# [Your task]
Check every line below for the word "title" and copy the ones that have it.

[START OF Records for the task]

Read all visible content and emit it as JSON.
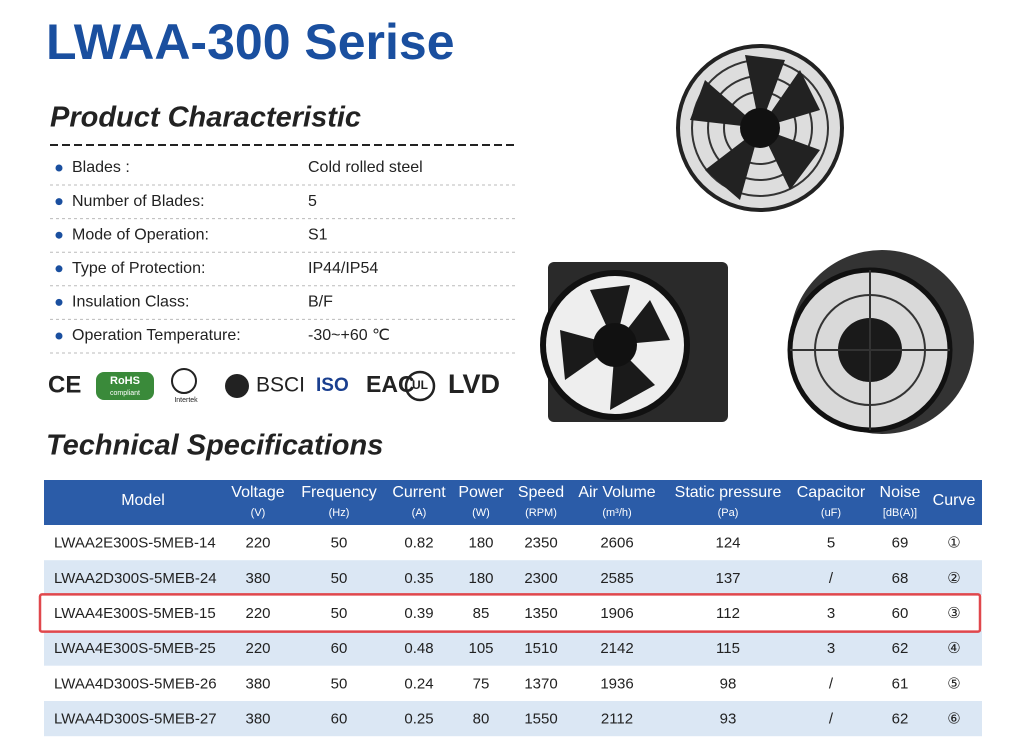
{
  "header": {
    "title": "LWAA-300 Serise"
  },
  "characteristics": {
    "title": "Product Characteristic",
    "rows": [
      [
        "Blades :",
        "Cold rolled steel"
      ],
      [
        "Number of Blades:",
        "5"
      ],
      [
        "Mode of Operation:",
        "S1"
      ],
      [
        "Type of Protection:",
        "IP44/IP54"
      ],
      [
        "Insulation Class:",
        "B/F"
      ],
      [
        "Operation Temperature:",
        "-30~+60 ℃"
      ]
    ]
  },
  "certifications": [
    "CE",
    "RoHS",
    "compliant",
    "Intertek",
    "BSCI",
    "ISO",
    "EAC",
    "UL",
    "LVD"
  ],
  "specs": {
    "title": "Technical Specifications",
    "columns": [
      {
        "name": "Model"
      },
      {
        "name": "Voltage",
        "unit": "(V)"
      },
      {
        "name": "Frequency",
        "unit": "(Hz)"
      },
      {
        "name": "Current",
        "unit": "(A)"
      },
      {
        "name": "Power",
        "unit": "(W)"
      },
      {
        "name": "Speed",
        "unit": "(RPM)"
      },
      {
        "name": "Air Volume",
        "unit": "(m³/h)"
      },
      {
        "name": "Static pressure",
        "unit": "(Pa)"
      },
      {
        "name": "Capacitor",
        "unit": "(uF)"
      },
      {
        "name": "Noise",
        "unit": "[dB(A)]"
      },
      {
        "name": "Curve"
      }
    ],
    "rows": [
      [
        "LWAA2E300S-5MEB-14",
        "220",
        "50",
        "0.82",
        "180",
        "2350",
        "2606",
        "124",
        "5",
        "69",
        "①"
      ],
      [
        "LWAA2D300S-5MEB-24",
        "380",
        "50",
        "0.35",
        "180",
        "2300",
        "2585",
        "137",
        "/",
        "68",
        "②"
      ],
      [
        "LWAA4E300S-5MEB-15",
        "220",
        "50",
        "0.39",
        "85",
        "1350",
        "1906",
        "112",
        "3",
        "60",
        "③"
      ],
      [
        "LWAA4E300S-5MEB-25",
        "220",
        "60",
        "0.48",
        "105",
        "1510",
        "2142",
        "115",
        "3",
        "62",
        "④"
      ],
      [
        "LWAA4D300S-5MEB-26",
        "380",
        "50",
        "0.24",
        "75",
        "1370",
        "1936",
        "98",
        "/",
        "61",
        "⑤"
      ],
      [
        "LWAA4D300S-5MEB-27",
        "380",
        "60",
        "0.25",
        "80",
        "1550",
        "2112",
        "93",
        "/",
        "62",
        "⑥"
      ]
    ],
    "highlight_row": 2
  }
}
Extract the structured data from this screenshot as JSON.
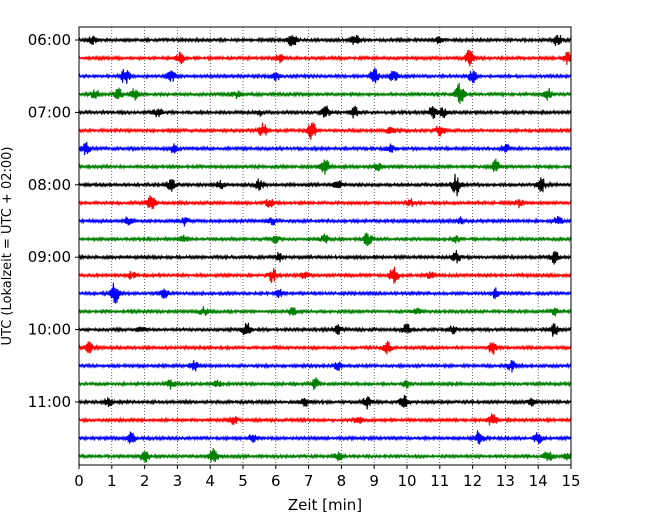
{
  "chart_data": {
    "type": "line",
    "xlabel": "Zeit  [min]",
    "ylabel": "UTC (Lokalzeit = UTC + 02:00)",
    "xlim": [
      0,
      15
    ],
    "x_ticks": [
      "0",
      "1",
      "2",
      "3",
      "4",
      "5",
      "6",
      "7",
      "8",
      "9",
      "10",
      "11",
      "12",
      "13",
      "14",
      "15"
    ],
    "y_ticks": [
      "06:00",
      "07:00",
      "08:00",
      "09:00",
      "10:00",
      "11:00"
    ],
    "rows_per_hour": 4,
    "row_minutes": 15,
    "grid": "vertical dotted at each minute",
    "trace_colors": [
      "#000000",
      "#ff0000",
      "#0000ff",
      "#008000"
    ],
    "traces": [
      {
        "start": "06:00",
        "color": "#000000",
        "events": [
          [
            0.4,
            0.6
          ],
          [
            6.5,
            1.0
          ],
          [
            8.4,
            1.0
          ],
          [
            11.0,
            0.6
          ],
          [
            14.6,
            0.9
          ]
        ]
      },
      {
        "start": "06:15",
        "color": "#ff0000",
        "events": [
          [
            3.1,
            0.8
          ],
          [
            6.1,
            0.6
          ],
          [
            11.9,
            1.2
          ],
          [
            14.9,
            0.8
          ]
        ]
      },
      {
        "start": "06:30",
        "color": "#0000ff",
        "events": [
          [
            1.4,
            1.2
          ],
          [
            2.8,
            0.8
          ],
          [
            6.0,
            0.6
          ],
          [
            9.0,
            1.2
          ],
          [
            9.6,
            0.8
          ],
          [
            12.0,
            0.9
          ]
        ]
      },
      {
        "start": "06:45",
        "color": "#008000",
        "events": [
          [
            0.5,
            0.7
          ],
          [
            1.2,
            0.9
          ],
          [
            1.7,
            0.8
          ],
          [
            4.8,
            0.5
          ],
          [
            11.6,
            1.6
          ],
          [
            14.3,
            0.8
          ]
        ]
      },
      {
        "start": "07:00",
        "color": "#000000",
        "events": [
          [
            2.4,
            0.7
          ],
          [
            5.5,
            0.5
          ],
          [
            7.5,
            1.0
          ],
          [
            8.4,
            0.8
          ],
          [
            10.8,
            1.0
          ],
          [
            11.1,
            0.8
          ]
        ]
      },
      {
        "start": "07:15",
        "color": "#ff0000",
        "events": [
          [
            5.6,
            1.0
          ],
          [
            7.1,
            1.2
          ],
          [
            9.5,
            0.5
          ],
          [
            11.0,
            0.9
          ]
        ]
      },
      {
        "start": "07:30",
        "color": "#0000ff",
        "events": [
          [
            0.2,
            0.9
          ],
          [
            2.9,
            0.6
          ],
          [
            9.5,
            0.6
          ],
          [
            13.0,
            0.7
          ]
        ]
      },
      {
        "start": "07:45",
        "color": "#008000",
        "events": [
          [
            7.5,
            1.1
          ],
          [
            9.1,
            0.5
          ],
          [
            12.7,
            1.0
          ]
        ]
      },
      {
        "start": "08:00",
        "color": "#000000",
        "events": [
          [
            2.8,
            0.9
          ],
          [
            4.3,
            0.6
          ],
          [
            5.5,
            0.9
          ],
          [
            7.9,
            0.7
          ],
          [
            11.5,
            1.5
          ],
          [
            14.1,
            1.0
          ]
        ]
      },
      {
        "start": "08:15",
        "color": "#ff0000",
        "events": [
          [
            2.2,
            1.0
          ],
          [
            5.8,
            0.6
          ],
          [
            10.1,
            0.5
          ],
          [
            13.4,
            0.6
          ]
        ]
      },
      {
        "start": "08:30",
        "color": "#0000ff",
        "events": [
          [
            1.5,
            0.6
          ],
          [
            3.2,
            0.6
          ],
          [
            5.9,
            0.5
          ],
          [
            11.6,
            0.5
          ],
          [
            14.6,
            0.6
          ]
        ]
      },
      {
        "start": "08:45",
        "color": "#008000",
        "events": [
          [
            3.2,
            0.5
          ],
          [
            6.0,
            0.6
          ],
          [
            7.5,
            0.7
          ],
          [
            8.8,
            1.0
          ],
          [
            11.5,
            0.5
          ]
        ]
      },
      {
        "start": "09:00",
        "color": "#000000",
        "events": [
          [
            6.1,
            0.6
          ],
          [
            11.5,
            0.9
          ],
          [
            14.5,
            0.9
          ]
        ]
      },
      {
        "start": "09:15",
        "color": "#ff0000",
        "events": [
          [
            1.6,
            0.5
          ],
          [
            5.9,
            1.0
          ],
          [
            6.9,
            0.6
          ],
          [
            9.6,
            1.2
          ],
          [
            10.7,
            0.5
          ]
        ]
      },
      {
        "start": "09:30",
        "color": "#0000ff",
        "events": [
          [
            1.1,
            1.6
          ],
          [
            2.6,
            0.6
          ],
          [
            6.1,
            0.6
          ],
          [
            12.7,
            0.7
          ]
        ]
      },
      {
        "start": "09:45",
        "color": "#008000",
        "events": [
          [
            3.8,
            0.6
          ],
          [
            6.5,
            0.7
          ],
          [
            10.3,
            0.5
          ],
          [
            14.5,
            0.5
          ]
        ]
      },
      {
        "start": "10:00",
        "color": "#000000",
        "events": [
          [
            1.9,
            0.5
          ],
          [
            5.1,
            1.0
          ],
          [
            7.9,
            0.6
          ],
          [
            10.0,
            0.8
          ],
          [
            11.4,
            0.5
          ],
          [
            14.5,
            1.0
          ]
        ]
      },
      {
        "start": "10:15",
        "color": "#ff0000",
        "events": [
          [
            0.3,
            0.9
          ],
          [
            9.4,
            0.9
          ],
          [
            12.6,
            0.9
          ]
        ]
      },
      {
        "start": "10:30",
        "color": "#0000ff",
        "events": [
          [
            3.5,
            0.8
          ],
          [
            7.9,
            0.6
          ],
          [
            13.2,
            0.8
          ]
        ]
      },
      {
        "start": "10:45",
        "color": "#008000",
        "events": [
          [
            2.8,
            0.6
          ],
          [
            4.2,
            0.5
          ],
          [
            7.2,
            0.8
          ],
          [
            10.0,
            0.5
          ]
        ]
      },
      {
        "start": "11:00",
        "color": "#000000",
        "events": [
          [
            0.9,
            0.6
          ],
          [
            6.9,
            0.6
          ],
          [
            8.8,
            0.9
          ],
          [
            9.9,
            0.9
          ],
          [
            13.8,
            0.5
          ]
        ]
      },
      {
        "start": "11:15",
        "color": "#ff0000",
        "events": [
          [
            4.7,
            0.6
          ],
          [
            8.5,
            0.5
          ],
          [
            12.6,
            0.9
          ]
        ]
      },
      {
        "start": "11:30",
        "color": "#0000ff",
        "events": [
          [
            1.6,
            0.9
          ],
          [
            5.3,
            0.6
          ],
          [
            12.2,
            1.1
          ],
          [
            14.0,
            0.8
          ]
        ]
      },
      {
        "start": "11:45",
        "color": "#008000",
        "events": [
          [
            2.0,
            1.0
          ],
          [
            4.1,
            1.0
          ],
          [
            7.9,
            0.6
          ],
          [
            14.3,
            0.9
          ],
          [
            14.9,
            0.8
          ]
        ]
      }
    ]
  }
}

[END OF Records for the task]

# [Complete output]
    "title": "LWAA-300 Serise"
    "title": "Product Characteristic",
    "title": "Technical Specifications",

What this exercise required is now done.